> _EXERCISE DETAILS_: Please translate this sentence from the music text below into Spanish: "Reggae music lost another one of its true greats over the weekend with the death of John Holt."

> _TEXT BLOCK_:
□ □ □
Tuesday, October 21, 2014

R.I.P. John Holt

Reggae music lost another one of its true greats over the weekend with the death of John Holt.

Holt was the lead vocalist and a formidable wordsmith for The Paragons in the Sixties – writing many hits, including ‘The Tide Is High’, which eventually became a monster smash for Blondie.

He then went on to enjoy a relatively successful solo career, and became respected for his many cover versions as much as he was for recordings of his own original material.

Holt died in London after a short illness, some reports suggest he was 69, others say 67, and after checking with Wiki and applying some basic math - using fingers - I'm inclined to go with the latter.

Here’s my favourite Holt moment, ‘Ali Baba’ …

Sunday, October 19, 2014

Gig Review: The Selecter at Bodega, Wellington, 10 October 2014

I went to see The Selecter at Bodega in Wellington last weekend, and while it won’t rate as the best gig I’ve seen all year, it was certainly one to help restore my otherwise ragged faith in the concept of the "nostalgia circuit".

Fronted by originals Pauline Black and Arthur 'Gaps' Hendrickson, The Selecter offered the not-quite-sold-out venue a highly polished performance; the band was professional, tight, and as sharp as ever. There were new (ish) songs near the end, but for the most part the gig was all about giving the punters exactly what they came to see – old stuff from the Too Much Pressure album, and other tunes from the band's 1979-1981 pomp.

And so we took a trip back in time, from ‘Three Minute Hero’ second song in, to ‘Missing Words’, ‘Black and Blue’, ‘Celebrate the Bullet’, a superb ‘Train To Skaville’ cover, plus many others, right on through to stand-outs ‘James Bond’ and ‘On My Radio’, which closed the set after more than an hour of whirlwind energy. We then got another 20 minutes in the form of an encore, which included ‘Too Much Pressure’, the ubiquitous title track from the album we were there to celebrate the 35th anniversary of.
□ □ □
[Page segmentation data]
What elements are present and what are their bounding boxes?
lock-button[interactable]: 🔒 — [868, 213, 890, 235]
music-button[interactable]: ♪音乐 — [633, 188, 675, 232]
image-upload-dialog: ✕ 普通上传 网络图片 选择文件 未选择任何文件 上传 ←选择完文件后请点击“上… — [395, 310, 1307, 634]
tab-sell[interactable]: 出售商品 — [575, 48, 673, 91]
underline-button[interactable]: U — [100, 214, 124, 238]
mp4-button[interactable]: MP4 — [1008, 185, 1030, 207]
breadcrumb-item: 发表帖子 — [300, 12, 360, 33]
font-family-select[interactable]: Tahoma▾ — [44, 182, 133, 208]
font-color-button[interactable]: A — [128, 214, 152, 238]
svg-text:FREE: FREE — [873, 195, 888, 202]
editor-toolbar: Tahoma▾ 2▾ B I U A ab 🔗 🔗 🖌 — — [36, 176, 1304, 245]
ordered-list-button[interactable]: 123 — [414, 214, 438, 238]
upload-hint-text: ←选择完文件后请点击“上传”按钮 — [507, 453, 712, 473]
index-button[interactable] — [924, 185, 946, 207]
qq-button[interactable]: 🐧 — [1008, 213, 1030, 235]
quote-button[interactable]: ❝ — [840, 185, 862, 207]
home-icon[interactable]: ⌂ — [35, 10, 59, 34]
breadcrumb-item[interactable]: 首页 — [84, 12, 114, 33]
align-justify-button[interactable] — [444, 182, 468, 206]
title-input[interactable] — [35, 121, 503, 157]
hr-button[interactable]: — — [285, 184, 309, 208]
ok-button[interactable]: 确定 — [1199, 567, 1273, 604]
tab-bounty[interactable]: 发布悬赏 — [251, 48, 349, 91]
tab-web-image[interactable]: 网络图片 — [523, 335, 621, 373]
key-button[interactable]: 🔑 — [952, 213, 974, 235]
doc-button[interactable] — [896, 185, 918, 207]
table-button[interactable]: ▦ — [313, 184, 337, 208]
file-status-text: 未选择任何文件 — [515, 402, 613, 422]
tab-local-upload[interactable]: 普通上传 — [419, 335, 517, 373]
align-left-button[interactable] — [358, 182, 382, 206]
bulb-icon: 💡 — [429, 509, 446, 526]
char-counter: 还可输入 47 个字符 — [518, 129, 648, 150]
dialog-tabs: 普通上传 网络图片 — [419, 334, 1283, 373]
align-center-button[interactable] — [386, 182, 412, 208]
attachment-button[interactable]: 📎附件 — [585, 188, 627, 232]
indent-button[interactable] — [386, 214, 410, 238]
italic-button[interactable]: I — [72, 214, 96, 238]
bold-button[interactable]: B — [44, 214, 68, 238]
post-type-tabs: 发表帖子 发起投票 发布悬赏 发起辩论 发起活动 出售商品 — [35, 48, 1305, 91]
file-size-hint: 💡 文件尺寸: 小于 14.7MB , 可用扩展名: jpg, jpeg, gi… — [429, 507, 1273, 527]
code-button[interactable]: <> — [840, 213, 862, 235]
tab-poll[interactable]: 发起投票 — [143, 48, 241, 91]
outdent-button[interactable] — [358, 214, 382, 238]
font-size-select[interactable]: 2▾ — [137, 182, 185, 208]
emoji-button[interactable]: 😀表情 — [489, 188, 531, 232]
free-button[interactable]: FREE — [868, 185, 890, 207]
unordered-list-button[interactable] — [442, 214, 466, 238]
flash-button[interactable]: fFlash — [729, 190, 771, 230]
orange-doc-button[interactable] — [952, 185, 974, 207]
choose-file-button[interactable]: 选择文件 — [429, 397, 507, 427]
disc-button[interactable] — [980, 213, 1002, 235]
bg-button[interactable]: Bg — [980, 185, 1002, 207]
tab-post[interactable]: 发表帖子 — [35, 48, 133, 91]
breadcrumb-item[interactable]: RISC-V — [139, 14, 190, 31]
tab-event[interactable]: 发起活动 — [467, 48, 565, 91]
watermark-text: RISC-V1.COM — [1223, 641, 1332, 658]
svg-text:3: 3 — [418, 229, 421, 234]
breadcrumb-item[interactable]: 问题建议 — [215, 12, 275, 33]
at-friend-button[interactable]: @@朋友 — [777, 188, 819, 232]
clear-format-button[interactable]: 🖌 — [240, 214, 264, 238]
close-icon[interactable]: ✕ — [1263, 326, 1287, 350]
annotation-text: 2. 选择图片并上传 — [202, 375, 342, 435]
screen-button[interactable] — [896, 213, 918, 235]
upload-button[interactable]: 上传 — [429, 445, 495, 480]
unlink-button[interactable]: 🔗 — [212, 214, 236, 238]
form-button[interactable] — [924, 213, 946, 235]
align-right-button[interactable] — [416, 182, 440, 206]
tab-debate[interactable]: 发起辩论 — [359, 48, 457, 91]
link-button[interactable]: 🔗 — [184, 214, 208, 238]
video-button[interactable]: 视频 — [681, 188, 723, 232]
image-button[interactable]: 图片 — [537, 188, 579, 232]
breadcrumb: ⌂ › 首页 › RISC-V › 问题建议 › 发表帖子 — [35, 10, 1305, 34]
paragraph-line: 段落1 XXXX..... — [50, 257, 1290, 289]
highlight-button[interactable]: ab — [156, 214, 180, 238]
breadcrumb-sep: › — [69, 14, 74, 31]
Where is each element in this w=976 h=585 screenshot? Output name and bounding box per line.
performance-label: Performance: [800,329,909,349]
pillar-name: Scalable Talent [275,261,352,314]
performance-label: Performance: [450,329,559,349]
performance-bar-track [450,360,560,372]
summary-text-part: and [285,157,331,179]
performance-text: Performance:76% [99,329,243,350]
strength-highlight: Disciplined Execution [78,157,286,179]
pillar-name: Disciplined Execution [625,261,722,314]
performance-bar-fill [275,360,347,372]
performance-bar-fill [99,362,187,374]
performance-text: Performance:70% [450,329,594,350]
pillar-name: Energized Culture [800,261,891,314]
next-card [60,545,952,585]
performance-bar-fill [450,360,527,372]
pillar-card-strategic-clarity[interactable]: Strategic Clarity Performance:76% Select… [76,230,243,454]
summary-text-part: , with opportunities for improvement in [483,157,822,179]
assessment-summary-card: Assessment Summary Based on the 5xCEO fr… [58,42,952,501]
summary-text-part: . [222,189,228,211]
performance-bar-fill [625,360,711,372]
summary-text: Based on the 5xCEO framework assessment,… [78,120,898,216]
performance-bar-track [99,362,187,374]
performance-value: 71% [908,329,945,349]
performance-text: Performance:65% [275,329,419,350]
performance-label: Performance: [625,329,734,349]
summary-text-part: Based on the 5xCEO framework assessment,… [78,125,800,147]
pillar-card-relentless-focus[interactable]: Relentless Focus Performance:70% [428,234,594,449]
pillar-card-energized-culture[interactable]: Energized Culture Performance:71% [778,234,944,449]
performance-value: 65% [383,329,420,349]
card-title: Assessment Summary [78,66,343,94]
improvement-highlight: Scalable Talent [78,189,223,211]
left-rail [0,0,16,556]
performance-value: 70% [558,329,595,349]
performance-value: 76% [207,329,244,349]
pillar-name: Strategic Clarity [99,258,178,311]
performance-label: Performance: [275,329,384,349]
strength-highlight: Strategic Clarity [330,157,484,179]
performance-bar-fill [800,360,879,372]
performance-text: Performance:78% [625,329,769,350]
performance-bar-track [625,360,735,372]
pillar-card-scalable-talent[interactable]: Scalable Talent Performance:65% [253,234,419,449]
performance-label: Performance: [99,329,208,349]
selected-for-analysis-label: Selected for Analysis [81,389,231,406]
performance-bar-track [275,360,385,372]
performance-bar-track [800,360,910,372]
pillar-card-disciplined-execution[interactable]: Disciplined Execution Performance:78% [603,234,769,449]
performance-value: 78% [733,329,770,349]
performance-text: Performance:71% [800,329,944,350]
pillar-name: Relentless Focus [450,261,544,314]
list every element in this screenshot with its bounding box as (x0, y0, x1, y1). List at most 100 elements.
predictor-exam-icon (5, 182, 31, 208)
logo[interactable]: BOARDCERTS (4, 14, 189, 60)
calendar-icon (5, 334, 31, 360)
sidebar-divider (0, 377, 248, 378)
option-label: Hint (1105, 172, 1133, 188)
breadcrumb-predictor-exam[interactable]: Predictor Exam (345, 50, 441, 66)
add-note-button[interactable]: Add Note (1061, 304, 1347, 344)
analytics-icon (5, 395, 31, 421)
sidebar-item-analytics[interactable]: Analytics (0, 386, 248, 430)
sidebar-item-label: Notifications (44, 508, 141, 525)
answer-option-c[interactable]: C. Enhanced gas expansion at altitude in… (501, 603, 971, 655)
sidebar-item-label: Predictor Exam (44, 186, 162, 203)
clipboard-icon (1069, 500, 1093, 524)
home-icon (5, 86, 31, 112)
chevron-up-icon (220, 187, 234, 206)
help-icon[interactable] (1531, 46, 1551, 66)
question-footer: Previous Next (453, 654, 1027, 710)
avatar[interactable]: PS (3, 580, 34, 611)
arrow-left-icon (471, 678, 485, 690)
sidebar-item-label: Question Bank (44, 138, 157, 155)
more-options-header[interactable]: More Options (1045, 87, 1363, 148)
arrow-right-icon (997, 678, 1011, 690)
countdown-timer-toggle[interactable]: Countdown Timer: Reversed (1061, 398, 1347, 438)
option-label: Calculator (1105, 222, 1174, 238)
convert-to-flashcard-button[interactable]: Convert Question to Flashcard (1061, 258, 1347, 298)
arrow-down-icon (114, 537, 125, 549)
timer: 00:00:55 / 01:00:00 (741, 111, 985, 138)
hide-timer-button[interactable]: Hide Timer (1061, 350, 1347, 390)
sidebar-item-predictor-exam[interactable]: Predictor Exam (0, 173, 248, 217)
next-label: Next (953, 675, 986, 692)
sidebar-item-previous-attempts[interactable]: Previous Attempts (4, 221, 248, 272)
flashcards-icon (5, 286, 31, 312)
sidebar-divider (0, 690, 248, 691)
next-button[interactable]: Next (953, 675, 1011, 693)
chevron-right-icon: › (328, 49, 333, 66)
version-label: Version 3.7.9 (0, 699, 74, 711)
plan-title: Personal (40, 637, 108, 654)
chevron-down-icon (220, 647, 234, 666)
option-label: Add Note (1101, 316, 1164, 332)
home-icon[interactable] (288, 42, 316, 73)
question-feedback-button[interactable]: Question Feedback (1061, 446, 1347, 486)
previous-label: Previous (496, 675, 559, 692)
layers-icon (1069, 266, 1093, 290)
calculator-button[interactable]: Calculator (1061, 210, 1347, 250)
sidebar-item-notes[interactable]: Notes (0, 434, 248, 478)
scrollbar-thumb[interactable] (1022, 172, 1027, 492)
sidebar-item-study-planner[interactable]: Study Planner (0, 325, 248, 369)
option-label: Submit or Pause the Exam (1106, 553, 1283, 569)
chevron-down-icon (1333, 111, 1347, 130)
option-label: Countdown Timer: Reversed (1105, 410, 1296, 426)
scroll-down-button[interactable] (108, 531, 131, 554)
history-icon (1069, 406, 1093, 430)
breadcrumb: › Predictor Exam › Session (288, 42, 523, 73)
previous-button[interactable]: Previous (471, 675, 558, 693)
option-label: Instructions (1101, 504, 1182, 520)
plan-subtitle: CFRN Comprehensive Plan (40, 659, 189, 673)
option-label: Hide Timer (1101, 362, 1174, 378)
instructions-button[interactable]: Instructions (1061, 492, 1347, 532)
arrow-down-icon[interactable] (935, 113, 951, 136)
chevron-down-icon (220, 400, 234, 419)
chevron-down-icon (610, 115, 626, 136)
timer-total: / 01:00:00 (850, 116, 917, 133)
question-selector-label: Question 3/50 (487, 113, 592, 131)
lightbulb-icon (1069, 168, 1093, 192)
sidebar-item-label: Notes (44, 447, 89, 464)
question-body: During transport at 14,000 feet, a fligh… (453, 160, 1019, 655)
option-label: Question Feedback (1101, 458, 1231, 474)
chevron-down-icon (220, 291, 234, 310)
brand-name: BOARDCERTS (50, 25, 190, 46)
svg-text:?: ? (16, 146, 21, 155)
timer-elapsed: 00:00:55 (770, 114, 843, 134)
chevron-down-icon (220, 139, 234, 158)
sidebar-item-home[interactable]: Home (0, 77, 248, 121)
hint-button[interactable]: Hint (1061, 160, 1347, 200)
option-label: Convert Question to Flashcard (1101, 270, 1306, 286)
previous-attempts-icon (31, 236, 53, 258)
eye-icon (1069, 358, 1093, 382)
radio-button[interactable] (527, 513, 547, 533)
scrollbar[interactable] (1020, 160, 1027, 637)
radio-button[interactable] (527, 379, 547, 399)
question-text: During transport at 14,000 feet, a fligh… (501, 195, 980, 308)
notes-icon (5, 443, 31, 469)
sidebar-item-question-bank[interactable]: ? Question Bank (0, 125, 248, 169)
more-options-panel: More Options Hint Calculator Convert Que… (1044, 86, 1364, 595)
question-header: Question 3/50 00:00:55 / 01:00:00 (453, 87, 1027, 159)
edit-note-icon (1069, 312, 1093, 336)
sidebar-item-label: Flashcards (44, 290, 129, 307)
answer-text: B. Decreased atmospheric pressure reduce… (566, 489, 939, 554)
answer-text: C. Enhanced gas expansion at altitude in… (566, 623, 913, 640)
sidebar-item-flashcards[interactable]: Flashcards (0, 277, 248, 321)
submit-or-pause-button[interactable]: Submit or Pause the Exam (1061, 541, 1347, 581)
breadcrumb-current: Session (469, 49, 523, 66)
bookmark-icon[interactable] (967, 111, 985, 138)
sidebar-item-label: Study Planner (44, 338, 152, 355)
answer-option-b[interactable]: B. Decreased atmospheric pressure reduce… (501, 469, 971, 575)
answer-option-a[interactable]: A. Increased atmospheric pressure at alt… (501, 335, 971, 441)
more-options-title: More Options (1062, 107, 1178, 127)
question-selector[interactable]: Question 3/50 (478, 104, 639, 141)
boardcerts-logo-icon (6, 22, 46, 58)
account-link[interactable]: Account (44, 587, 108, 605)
□ □ □
> _EXERCISE OUTPUT_: La música reggae perdió a otro de sus verdaderos grandes durante el fin de semana con la muerte de John Holt.